#### [Requirement]
Pull out every line in the data that has the string "Code" in it.

# Dataset records start

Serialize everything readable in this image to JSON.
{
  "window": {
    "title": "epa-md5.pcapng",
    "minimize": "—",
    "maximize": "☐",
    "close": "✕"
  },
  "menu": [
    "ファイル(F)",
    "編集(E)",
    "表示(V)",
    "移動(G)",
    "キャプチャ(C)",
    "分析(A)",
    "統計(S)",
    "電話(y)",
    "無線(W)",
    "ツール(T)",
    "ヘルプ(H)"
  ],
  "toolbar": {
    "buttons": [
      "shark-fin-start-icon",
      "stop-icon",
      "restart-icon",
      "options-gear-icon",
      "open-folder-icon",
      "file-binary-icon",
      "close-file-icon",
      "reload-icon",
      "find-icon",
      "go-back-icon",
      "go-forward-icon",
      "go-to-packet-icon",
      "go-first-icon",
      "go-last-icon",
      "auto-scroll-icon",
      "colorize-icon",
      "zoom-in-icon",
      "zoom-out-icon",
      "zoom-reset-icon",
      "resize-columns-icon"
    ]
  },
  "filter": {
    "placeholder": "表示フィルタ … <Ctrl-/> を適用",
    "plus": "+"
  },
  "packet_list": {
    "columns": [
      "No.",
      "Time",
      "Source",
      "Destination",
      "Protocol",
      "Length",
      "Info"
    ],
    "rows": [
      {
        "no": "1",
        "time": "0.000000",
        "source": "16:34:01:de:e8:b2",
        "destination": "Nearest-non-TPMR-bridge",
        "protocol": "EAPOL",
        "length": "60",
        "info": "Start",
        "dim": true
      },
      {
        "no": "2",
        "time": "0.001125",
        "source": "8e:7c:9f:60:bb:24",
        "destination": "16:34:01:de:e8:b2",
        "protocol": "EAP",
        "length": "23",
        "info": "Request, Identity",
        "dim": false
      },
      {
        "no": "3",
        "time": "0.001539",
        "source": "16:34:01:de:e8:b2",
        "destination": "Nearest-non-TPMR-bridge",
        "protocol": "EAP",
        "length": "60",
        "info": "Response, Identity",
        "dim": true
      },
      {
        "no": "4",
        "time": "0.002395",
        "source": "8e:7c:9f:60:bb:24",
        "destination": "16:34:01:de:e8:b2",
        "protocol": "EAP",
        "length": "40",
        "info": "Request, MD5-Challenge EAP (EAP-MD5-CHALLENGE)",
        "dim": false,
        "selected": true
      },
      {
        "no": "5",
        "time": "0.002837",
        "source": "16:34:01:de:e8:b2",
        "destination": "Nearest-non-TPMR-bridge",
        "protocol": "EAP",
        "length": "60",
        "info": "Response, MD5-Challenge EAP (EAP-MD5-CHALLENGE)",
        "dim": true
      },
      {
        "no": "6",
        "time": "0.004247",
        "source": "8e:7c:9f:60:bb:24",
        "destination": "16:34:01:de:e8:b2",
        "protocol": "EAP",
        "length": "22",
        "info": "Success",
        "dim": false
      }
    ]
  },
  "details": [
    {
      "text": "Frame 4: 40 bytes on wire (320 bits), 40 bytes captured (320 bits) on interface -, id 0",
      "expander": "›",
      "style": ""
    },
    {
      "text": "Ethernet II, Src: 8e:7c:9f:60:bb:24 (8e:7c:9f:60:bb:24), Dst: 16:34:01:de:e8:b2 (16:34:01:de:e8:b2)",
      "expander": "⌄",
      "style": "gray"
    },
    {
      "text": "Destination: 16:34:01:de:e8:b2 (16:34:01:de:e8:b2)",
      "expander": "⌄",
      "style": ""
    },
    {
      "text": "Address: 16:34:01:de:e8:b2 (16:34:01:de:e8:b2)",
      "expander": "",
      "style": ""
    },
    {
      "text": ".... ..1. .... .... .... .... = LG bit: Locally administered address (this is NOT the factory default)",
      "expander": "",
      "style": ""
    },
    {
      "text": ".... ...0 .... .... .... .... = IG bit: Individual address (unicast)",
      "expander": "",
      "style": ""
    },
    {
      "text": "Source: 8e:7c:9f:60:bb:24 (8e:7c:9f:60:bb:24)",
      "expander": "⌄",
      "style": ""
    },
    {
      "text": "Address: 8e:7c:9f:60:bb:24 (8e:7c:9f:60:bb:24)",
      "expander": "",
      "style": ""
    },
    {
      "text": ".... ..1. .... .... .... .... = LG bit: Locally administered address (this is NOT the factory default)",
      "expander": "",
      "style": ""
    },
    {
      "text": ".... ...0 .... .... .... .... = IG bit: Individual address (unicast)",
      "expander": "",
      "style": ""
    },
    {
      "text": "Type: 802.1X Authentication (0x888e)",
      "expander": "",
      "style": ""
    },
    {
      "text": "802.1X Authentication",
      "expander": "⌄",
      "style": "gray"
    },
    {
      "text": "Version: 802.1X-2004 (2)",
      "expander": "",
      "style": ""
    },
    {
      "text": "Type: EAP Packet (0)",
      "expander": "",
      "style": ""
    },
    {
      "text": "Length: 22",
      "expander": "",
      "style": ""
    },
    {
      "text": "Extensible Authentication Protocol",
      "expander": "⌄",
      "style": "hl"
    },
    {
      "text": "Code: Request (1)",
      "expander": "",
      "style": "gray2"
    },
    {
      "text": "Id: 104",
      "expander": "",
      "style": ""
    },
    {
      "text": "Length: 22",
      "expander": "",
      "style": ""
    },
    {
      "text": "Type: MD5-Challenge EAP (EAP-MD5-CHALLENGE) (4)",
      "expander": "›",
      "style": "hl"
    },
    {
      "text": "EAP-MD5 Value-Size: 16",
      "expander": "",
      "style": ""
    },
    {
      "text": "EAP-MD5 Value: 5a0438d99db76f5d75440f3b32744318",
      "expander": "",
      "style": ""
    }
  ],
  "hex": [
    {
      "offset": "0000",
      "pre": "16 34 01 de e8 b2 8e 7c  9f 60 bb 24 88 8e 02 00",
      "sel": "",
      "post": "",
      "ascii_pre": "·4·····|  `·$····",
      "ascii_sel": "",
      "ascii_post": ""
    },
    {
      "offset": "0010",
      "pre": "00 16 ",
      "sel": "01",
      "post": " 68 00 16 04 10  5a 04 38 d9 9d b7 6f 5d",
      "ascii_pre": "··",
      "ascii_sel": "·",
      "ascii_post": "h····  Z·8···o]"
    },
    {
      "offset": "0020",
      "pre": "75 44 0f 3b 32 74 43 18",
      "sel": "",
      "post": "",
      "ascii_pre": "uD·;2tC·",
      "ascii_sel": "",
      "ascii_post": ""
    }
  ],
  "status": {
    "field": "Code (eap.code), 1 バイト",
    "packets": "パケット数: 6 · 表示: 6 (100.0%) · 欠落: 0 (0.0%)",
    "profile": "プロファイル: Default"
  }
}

# Dataset records end

#### [Correct answer]
      "text": "Code: Request (1)",
    "field": "Code (eap.code), 1 バイト",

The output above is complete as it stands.